(Material for this task)
....................

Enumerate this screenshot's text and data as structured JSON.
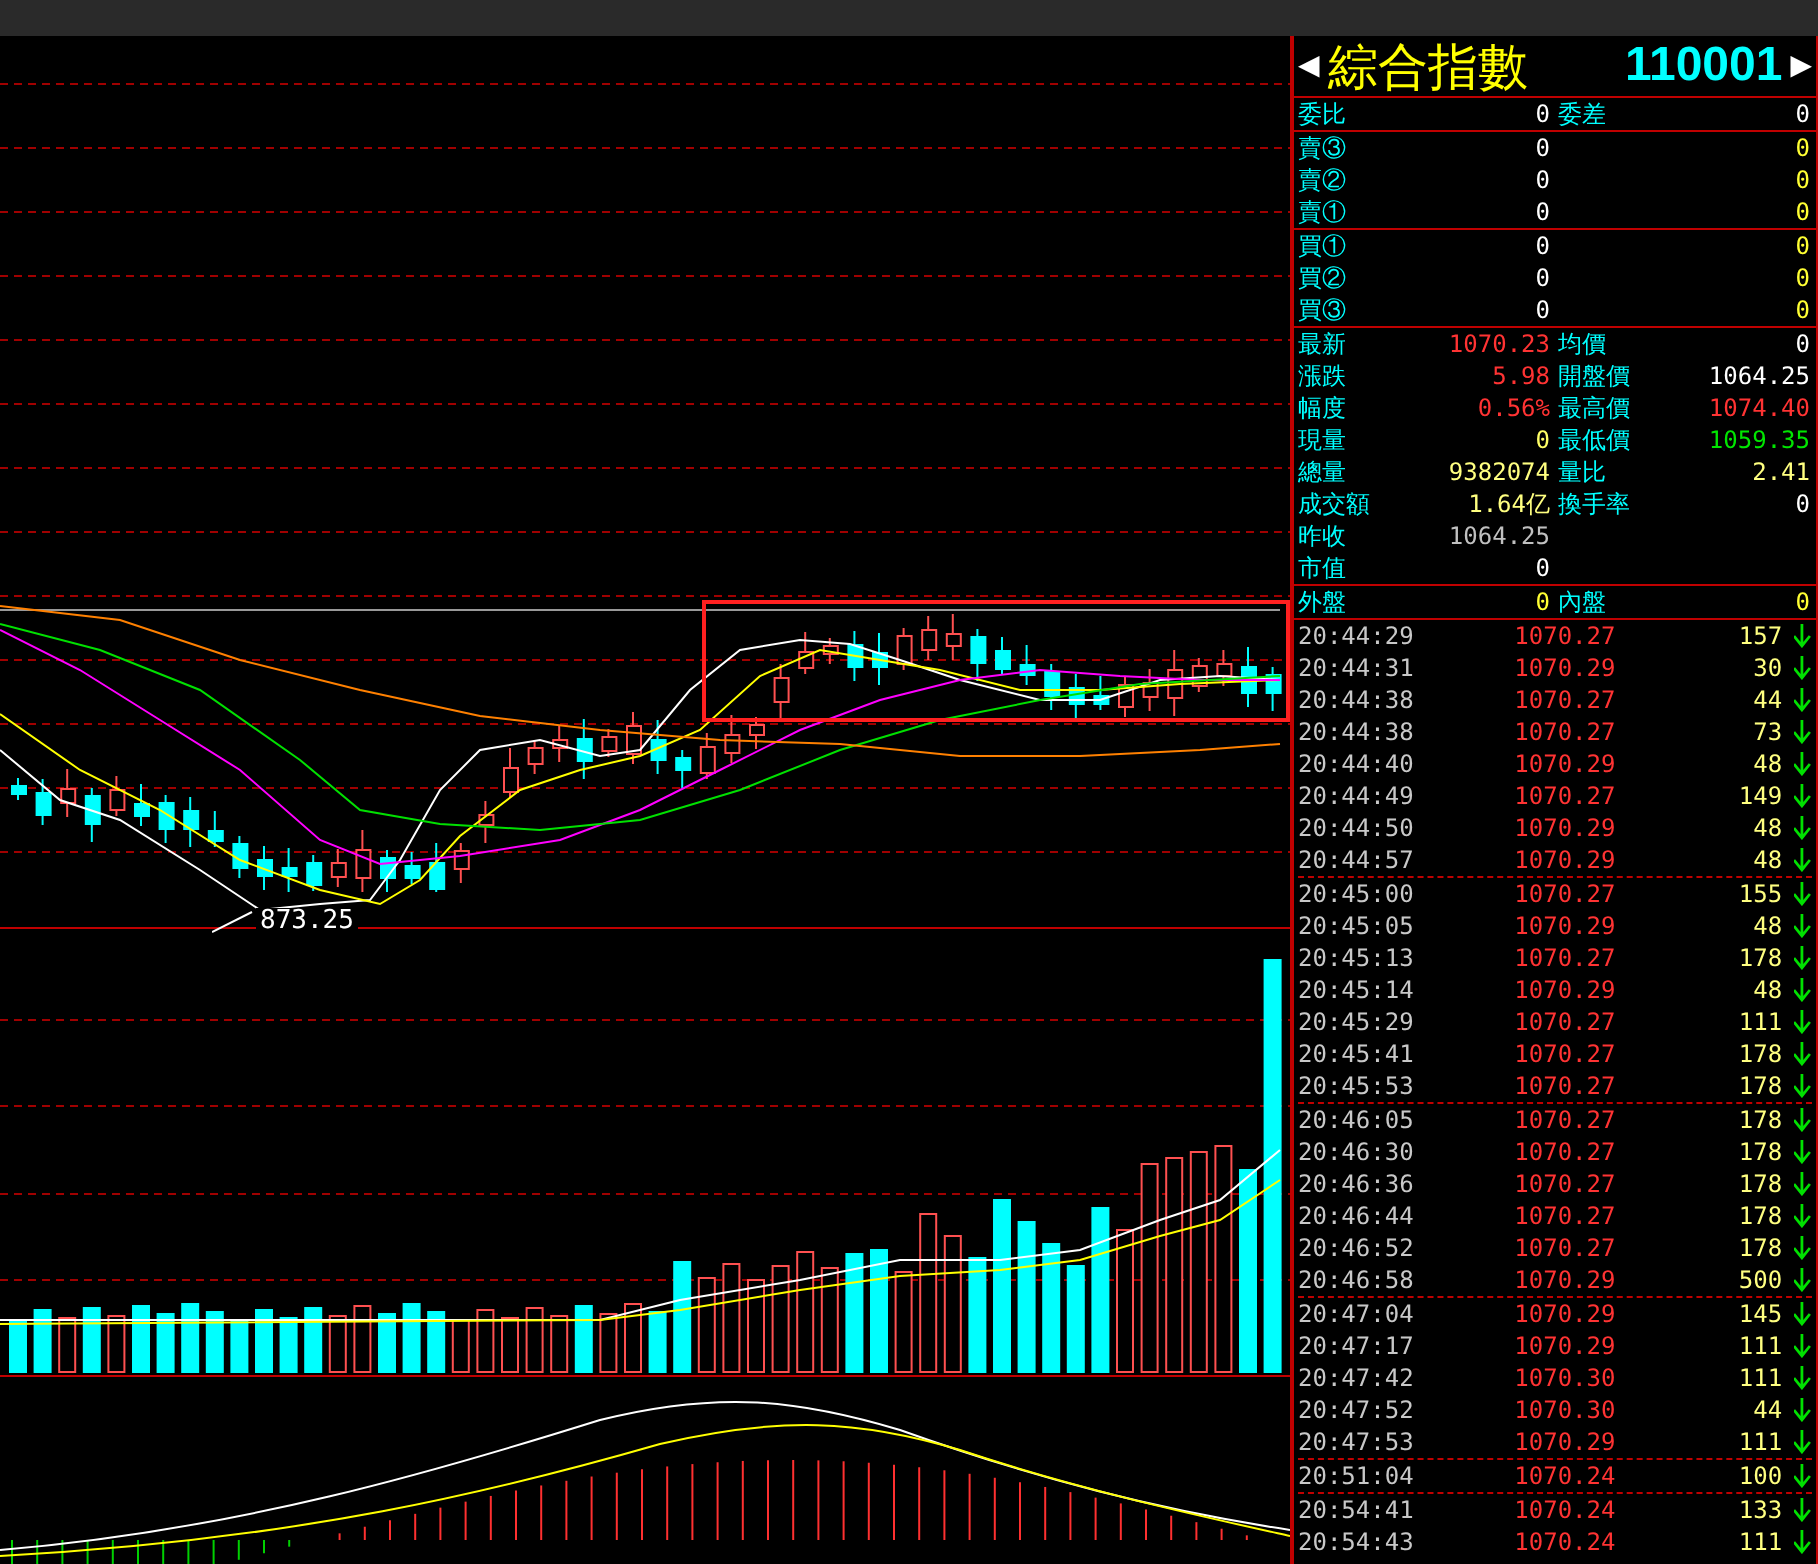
{
  "chart": {
    "low_label": "873.25"
  },
  "quote": {
    "prev_glyph": "◀",
    "title": "綜合指數",
    "code": "110001",
    "next_glyph": "▶"
  },
  "ratio_row": {
    "label": "委比",
    "value": "0",
    "label2": "委差",
    "value2": "0"
  },
  "sell_levels": [
    {
      "label": "賣③",
      "volume": "0",
      "value2": "0"
    },
    {
      "label": "賣②",
      "volume": "0",
      "value2": "0"
    },
    {
      "label": "賣①",
      "volume": "0",
      "value2": "0"
    }
  ],
  "buy_levels": [
    {
      "label": "買①",
      "volume": "0",
      "value2": "0"
    },
    {
      "label": "買②",
      "volume": "0",
      "value2": "0"
    },
    {
      "label": "買③",
      "volume": "0",
      "value2": "0"
    }
  ],
  "stats": [
    {
      "cells": [
        {
          "label": "最新",
          "value": "1070.23",
          "color": "#ff3333"
        },
        {
          "label": "均價",
          "value": "0",
          "color": "#ffffff"
        }
      ]
    },
    {
      "cells": [
        {
          "label": "漲跌",
          "value": "5.98",
          "color": "#ff3333"
        },
        {
          "label": "開盤價",
          "value": "1064.25",
          "color": "#ffffff"
        }
      ]
    },
    {
      "cells": [
        {
          "label": "幅度",
          "value": "0.56%",
          "color": "#ff3333"
        },
        {
          "label": "最高價",
          "value": "1074.40",
          "color": "#ff3333"
        }
      ]
    },
    {
      "cells": [
        {
          "label": "現量",
          "value": "0",
          "color": "#ffff66"
        },
        {
          "label": "最低價",
          "value": "1059.35",
          "color": "#00e600"
        }
      ]
    },
    {
      "cells": [
        {
          "label": "總量",
          "value": "9382074",
          "color": "#ffff80"
        },
        {
          "label": "量比",
          "value": "2.41",
          "color": "#ffff80"
        }
      ]
    },
    {
      "cells": [
        {
          "label": "成交額",
          "value": "1.64亿",
          "color": "#ffff80"
        },
        {
          "label": "換手率",
          "value": "0",
          "color": "#ffffff"
        }
      ]
    },
    {
      "cells": [
        {
          "label": "昨收",
          "value": "1064.25",
          "color": "#c0c0c0"
        }
      ]
    },
    {
      "cells": [
        {
          "label": "市值",
          "value": "0",
          "color": "#ffffff"
        }
      ]
    }
  ],
  "outer_inner": {
    "label": "外盤",
    "value": "0",
    "label2": "內盤",
    "value2": "0"
  },
  "trade_groups": [
    {
      "trades": [
        {
          "time": "20:44:29",
          "price": "1070.27",
          "volume": "157",
          "kind": "sell"
        },
        {
          "time": "20:44:31",
          "price": "1070.29",
          "volume": "30",
          "kind": "sell"
        },
        {
          "time": "20:44:38",
          "price": "1070.27",
          "volume": "44",
          "kind": "sell"
        },
        {
          "time": "20:44:38",
          "price": "1070.27",
          "volume": "73",
          "kind": "sell"
        },
        {
          "time": "20:44:40",
          "price": "1070.29",
          "volume": "48",
          "kind": "sell"
        },
        {
          "time": "20:44:49",
          "price": "1070.27",
          "volume": "149",
          "kind": "sell"
        },
        {
          "time": "20:44:50",
          "price": "1070.29",
          "volume": "48",
          "kind": "sell"
        },
        {
          "time": "20:44:57",
          "price": "1070.29",
          "volume": "48",
          "kind": "sell"
        }
      ]
    },
    {
      "trades": [
        {
          "time": "20:45:00",
          "price": "1070.27",
          "volume": "155",
          "kind": "sell"
        },
        {
          "time": "20:45:05",
          "price": "1070.29",
          "volume": "48",
          "kind": "sell"
        },
        {
          "time": "20:45:13",
          "price": "1070.27",
          "volume": "178",
          "kind": "sell"
        },
        {
          "time": "20:45:14",
          "price": "1070.29",
          "volume": "48",
          "kind": "sell"
        },
        {
          "time": "20:45:29",
          "price": "1070.27",
          "volume": "111",
          "kind": "sell"
        },
        {
          "time": "20:45:41",
          "price": "1070.27",
          "volume": "178",
          "kind": "sell"
        },
        {
          "time": "20:45:53",
          "price": "1070.27",
          "volume": "178",
          "kind": "sell"
        }
      ]
    },
    {
      "trades": [
        {
          "time": "20:46:05",
          "price": "1070.27",
          "volume": "178",
          "kind": "sell"
        },
        {
          "time": "20:46:30",
          "price": "1070.27",
          "volume": "178",
          "kind": "sell"
        },
        {
          "time": "20:46:36",
          "price": "1070.27",
          "volume": "178",
          "kind": "sell"
        },
        {
          "time": "20:46:44",
          "price": "1070.27",
          "volume": "178",
          "kind": "sell"
        },
        {
          "time": "20:46:52",
          "price": "1070.27",
          "volume": "178",
          "kind": "sell"
        },
        {
          "time": "20:46:58",
          "price": "1070.29",
          "volume": "500",
          "kind": "sell"
        }
      ]
    },
    {
      "trades": [
        {
          "time": "20:47:04",
          "price": "1070.29",
          "volume": "145",
          "kind": "sell"
        },
        {
          "time": "20:47:17",
          "price": "1070.29",
          "volume": "111",
          "kind": "sell"
        },
        {
          "time": "20:47:42",
          "price": "1070.30",
          "volume": "111",
          "kind": "sell"
        },
        {
          "time": "20:47:52",
          "price": "1070.30",
          "volume": "44",
          "kind": "sell"
        },
        {
          "time": "20:47:53",
          "price": "1070.29",
          "volume": "111",
          "kind": "sell"
        }
      ]
    },
    {
      "trades": [
        {
          "time": "20:51:04",
          "price": "1070.24",
          "volume": "100",
          "kind": "sell"
        }
      ]
    },
    {
      "trades": [
        {
          "time": "20:54:41",
          "price": "1070.24",
          "volume": "133",
          "kind": "sell"
        },
        {
          "time": "20:54:43",
          "price": "1070.24",
          "volume": "111",
          "kind": "sell"
        }
      ]
    }
  ]
}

....................

(Job) From the material above, copy everything exactly but the pictures.

(Solution)
Enumerate this screenshot's text and data as structured JSON.
{
  "chart": {
    "low_label": "873.25"
  },
  "quote": {
    "prev_glyph": "◀",
    "title": "綜合指數",
    "code": "110001",
    "next_glyph": "▶"
  },
  "ratio_row": {
    "label": "委比",
    "value": "0",
    "label2": "委差",
    "value2": "0"
  },
  "sell_levels": [
    {
      "label": "賣③",
      "volume": "0",
      "value2": "0"
    },
    {
      "label": "賣②",
      "volume": "0",
      "value2": "0"
    },
    {
      "label": "賣①",
      "volume": "0",
      "value2": "0"
    }
  ],
  "buy_levels": [
    {
      "label": "買①",
      "volume": "0",
      "value2": "0"
    },
    {
      "label": "買②",
      "volume": "0",
      "value2": "0"
    },
    {
      "label": "買③",
      "volume": "0",
      "value2": "0"
    }
  ],
  "stats": [
    {
      "cells": [
        {
          "label": "最新",
          "value": "1070.23",
          "color": "#ff3333"
        },
        {
          "label": "均價",
          "value": "0",
          "color": "#ffffff"
        }
      ]
    },
    {
      "cells": [
        {
          "label": "漲跌",
          "value": "5.98",
          "color": "#ff3333"
        },
        {
          "label": "開盤價",
          "value": "1064.25",
          "color": "#ffffff"
        }
      ]
    },
    {
      "cells": [
        {
          "label": "幅度",
          "value": "0.56%",
          "color": "#ff3333"
        },
        {
          "label": "最高價",
          "value": "1074.40",
          "color": "#ff3333"
        }
      ]
    },
    {
      "cells": [
        {
          "label": "現量",
          "value": "0",
          "color": "#ffff66"
        },
        {
          "label": "最低價",
          "value": "1059.35",
          "color": "#00e600"
        }
      ]
    },
    {
      "cells": [
        {
          "label": "總量",
          "value": "9382074",
          "color": "#ffff80"
        },
        {
          "label": "量比",
          "value": "2.41",
          "color": "#ffff80"
        }
      ]
    },
    {
      "cells": [
        {
          "label": "成交額",
          "value": "1.64亿",
          "color": "#ffff80"
        },
        {
          "label": "換手率",
          "value": "0",
          "color": "#ffffff"
        }
      ]
    },
    {
      "cells": [
        {
          "label": "昨收",
          "value": "1064.25",
          "color": "#c0c0c0"
        }
      ]
    },
    {
      "cells": [
        {
          "label": "市值",
          "value": "0",
          "color": "#ffffff"
        }
      ]
    }
  ],
  "outer_inner": {
    "label": "外盤",
    "value": "0",
    "label2": "內盤",
    "value2": "0"
  },
  "trade_groups": [
    {
      "trades": [
        {
          "time": "20:44:29",
          "price": "1070.27",
          "volume": "157",
          "kind": "sell"
        },
        {
          "time": "20:44:31",
          "price": "1070.29",
          "volume": "30",
          "kind": "sell"
        },
        {
          "time": "20:44:38",
          "price": "1070.27",
          "volume": "44",
          "kind": "sell"
        },
        {
          "time": "20:44:38",
          "price": "1070.27",
          "volume": "73",
          "kind": "sell"
        },
        {
          "time": "20:44:40",
          "price": "1070.29",
          "volume": "48",
          "kind": "sell"
        },
        {
          "time": "20:44:49",
          "price": "1070.27",
          "volume": "149",
          "kind": "sell"
        },
        {
          "time": "20:44:50",
          "price": "1070.29",
          "volume": "48",
          "kind": "sell"
        },
        {
          "time": "20:44:57",
          "price": "1070.29",
          "volume": "48",
          "kind": "sell"
        }
      ]
    },
    {
      "trades": [
        {
          "time": "20:45:00",
          "price": "1070.27",
          "volume": "155",
          "kind": "sell"
        },
        {
          "time": "20:45:05",
          "price": "1070.29",
          "volume": "48",
          "kind": "sell"
        },
        {
          "time": "20:45:13",
          "price": "1070.27",
          "volume": "178",
          "kind": "sell"
        },
        {
          "time": "20:45:14",
          "price": "1070.29",
          "volume": "48",
          "kind": "sell"
        },
        {
          "time": "20:45:29",
          "price": "1070.27",
          "volume": "111",
          "kind": "sell"
        },
        {
          "time": "20:45:41",
          "price": "1070.27",
          "volume": "178",
          "kind": "sell"
        },
        {
          "time": "20:45:53",
          "price": "1070.27",
          "volume": "178",
          "kind": "sell"
        }
      ]
    },
    {
      "trades": [
        {
          "time": "20:46:05",
          "price": "1070.27",
          "volume": "178",
          "kind": "sell"
        },
        {
          "time": "20:46:30",
          "price": "1070.27",
          "volume": "178",
          "kind": "sell"
        },
        {
          "time": "20:46:36",
          "price": "1070.27",
          "volume": "178",
          "kind": "sell"
        },
        {
          "time": "20:46:44",
          "price": "1070.27",
          "volume": "178",
          "kind": "sell"
        },
        {
          "time": "20:46:52",
          "price": "1070.27",
          "volume": "178",
          "kind": "sell"
        },
        {
          "time": "20:46:58",
          "price": "1070.29",
          "volume": "500",
          "kind": "sell"
        }
      ]
    },
    {
      "trades": [
        {
          "time": "20:47:04",
          "price": "1070.29",
          "volume": "145",
          "kind": "sell"
        },
        {
          "time": "20:47:17",
          "price": "1070.29",
          "volume": "111",
          "kind": "sell"
        },
        {
          "time": "20:47:42",
          "price": "1070.30",
          "volume": "111",
          "kind": "sell"
        },
        {
          "time": "20:47:52",
          "price": "1070.30",
          "volume": "44",
          "kind": "sell"
        },
        {
          "time": "20:47:53",
          "price": "1070.29",
          "volume": "111",
          "kind": "sell"
        }
      ]
    },
    {
      "trades": [
        {
          "time": "20:51:04",
          "price": "1070.24",
          "volume": "100",
          "kind": "sell"
        }
      ]
    },
    {
      "trades": [
        {
          "time": "20:54:41",
          "price": "1070.24",
          "volume": "133",
          "kind": "sell"
        },
        {
          "time": "20:54:43",
          "price": "1070.24",
          "volume": "111",
          "kind": "sell"
        }
      ]
    }
  ]
}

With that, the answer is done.